### SET PROBLEM
Leave out the pictures and repeat exactly the lines from the one containing "Read this page and output its text content." through the end of the records.

Data records:

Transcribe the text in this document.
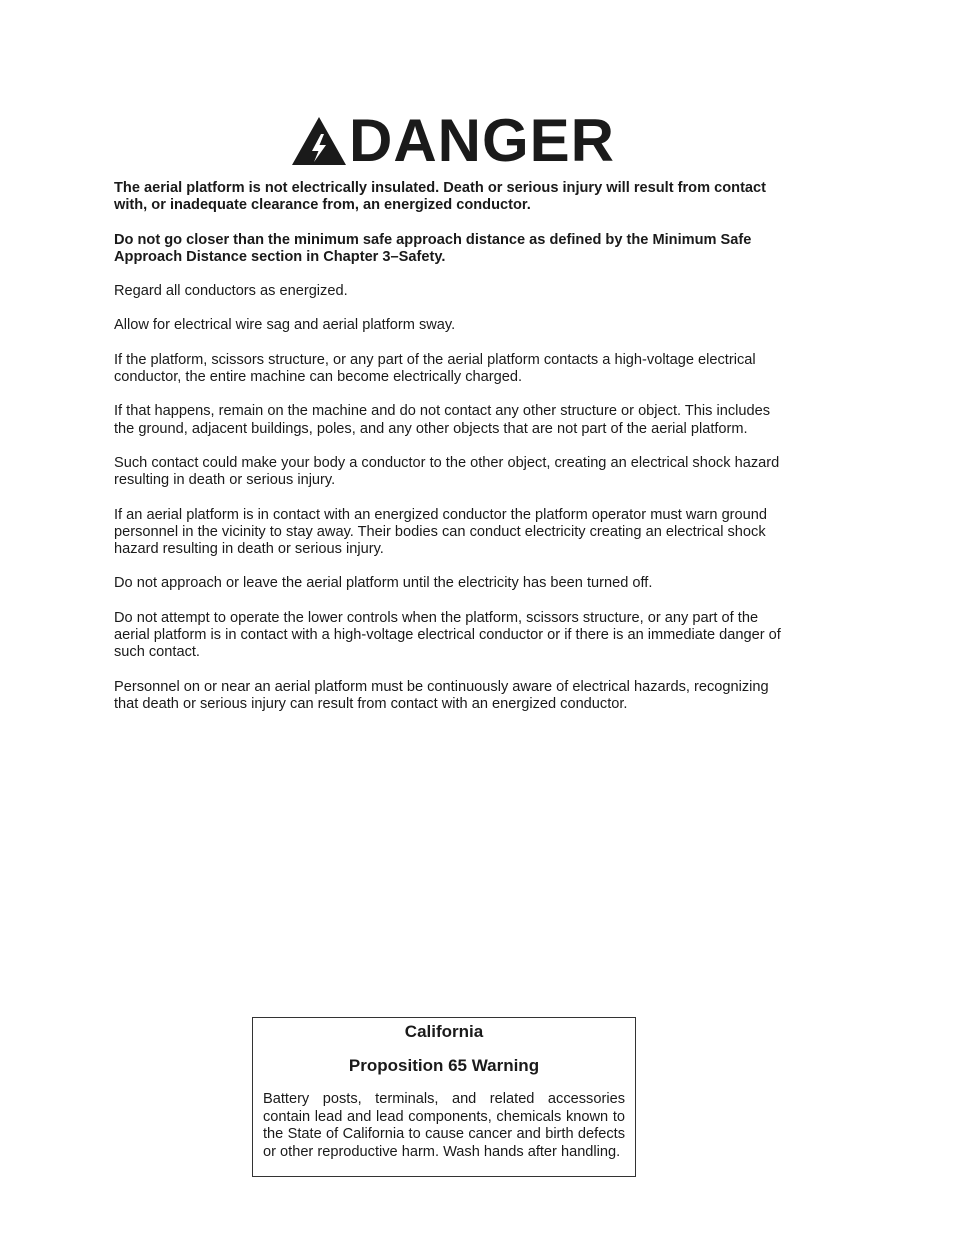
DANGER

The aerial platform is not electrically insulated. Death or serious injury will result from contact with, or inadequate clearance from, an energized conductor.

Do not go closer than the minimum safe approach distance as defined by the Minimum Safe Approach Distance section in Chapter 3–Safety.

Regard all conductors as energized.

Allow for electrical wire sag and aerial platform sway.

If the platform, scissors structure, or any part of the aerial platform contacts a high-voltage electrical conductor, the entire machine can become electrically charged.

If that happens, remain on the machine and do not contact any other structure or object. This includes the ground, adjacent buildings, poles, and any other objects that are not part of the aerial platform.

Such contact could make your body a conductor to the other object, creating an electrical shock hazard resulting in death or serious injury.

If an aerial platform is in contact with an energized conductor the platform operator must warn ground personnel in the vicinity to stay away. Their bodies can conduct electricity creating an electrical shock hazard resulting in death or serious injury.

Do not approach or leave the aerial platform until the electricity has been turned off.

Do not attempt to operate the lower controls when the platform, scissors structure, or any part of the aerial platform is in contact with a high-voltage electrical conductor or if there is an immediate danger of such contact.

Personnel on or near an aerial platform must be continuously aware of electrical hazards, recognizing that death or serious injury can result from contact with an energized conductor.

California
Proposition 65 Warning
Battery posts, terminals, and related accessories contain lead and lead components, chemicals known to the State of California to cause cancer and birth defects or other reproductive harm. Wash hands after handling.
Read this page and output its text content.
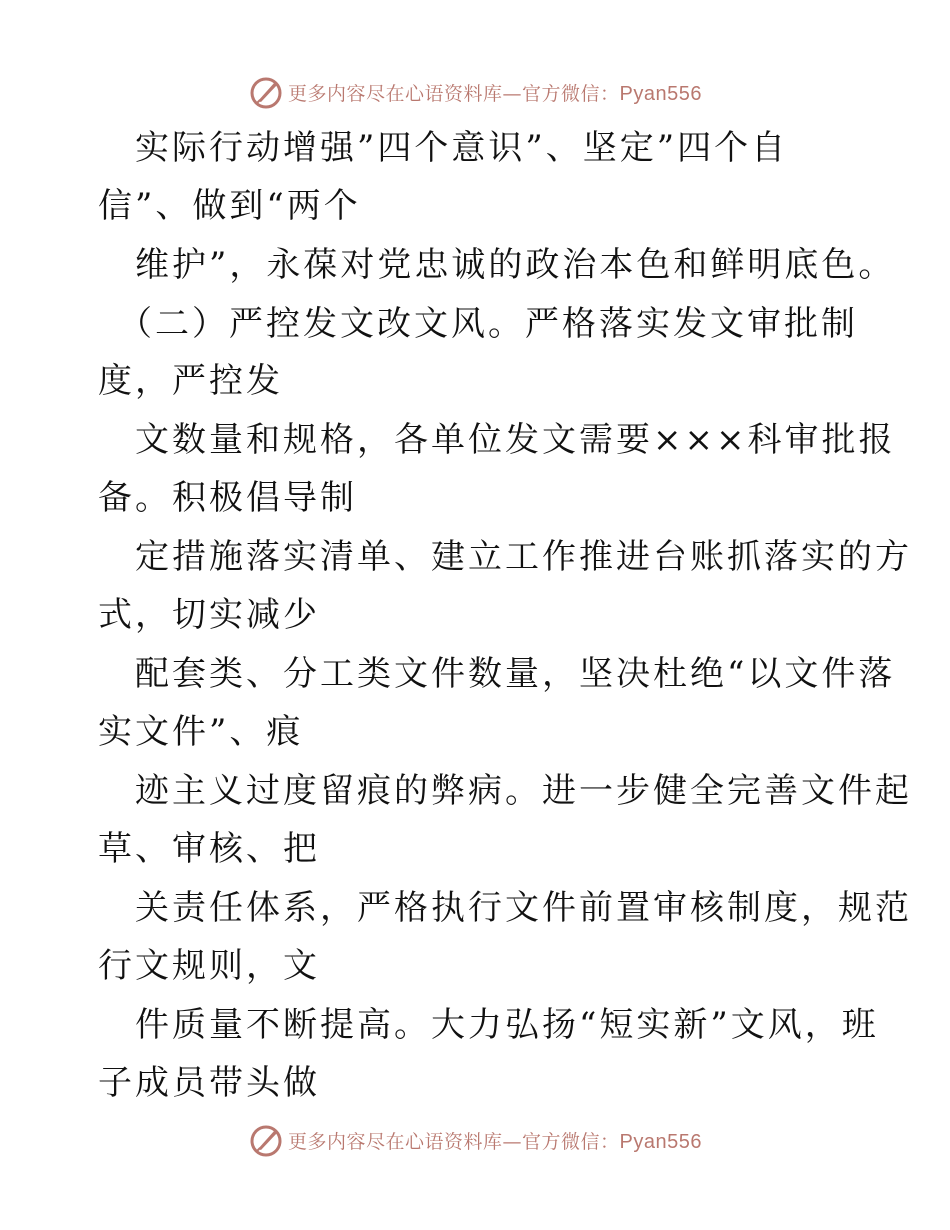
更多内容尽在心语资料库—官方微信：Pyan556
　实际行动增强”四个意识”、坚定”四个自
信”、做到“两个
　维护”，永葆对党忠诚的政治本色和鲜明底色。
　（二）严控发文改文风。严格落实发文审批制
度，严控发
　文数量和规格，各单位发文需要×××科审批报
备。积极倡导制
　定措施落实清单、建立工作推进台账抓落实的方
式，切实减少
　配套类、分工类文件数量，坚决杜绝“以文件落
实文件”、痕
　迹主义过度留痕的弊病。进一步健全完善文件起
草、审核、把
　关责任体系，严格执行文件前置审核制度，规范
行文规则，文
　件质量不断提高。大力弘扬“短实新”文风，班
子成员带头做
更多内容尽在心语资料库—官方微信：Pyan556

### RESULT FOR THIS EXERCISE
Read this page and output its text content.
更多内容尽在心语资料库—官方微信：Pyan556
　实际行动增强”四个意识”、坚定”四个自
信”、做到“两个
　维护”，永葆对党忠诚的政治本色和鲜明底色。
　（二）严控发文改文风。严格落实发文审批制
度，严控发
　文数量和规格，各单位发文需要×××科审批报
备。积极倡导制
　定措施落实清单、建立工作推进台账抓落实的方
式，切实减少
　配套类、分工类文件数量，坚决杜绝“以文件落
实文件”、痕
　迹主义过度留痕的弊病。进一步健全完善文件起
草、审核、把
　关责任体系，严格执行文件前置审核制度，规范
行文规则，文
　件质量不断提高。大力弘扬“短实新”文风，班
子成员带头做
更多内容尽在心语资料库—官方微信：Pyan556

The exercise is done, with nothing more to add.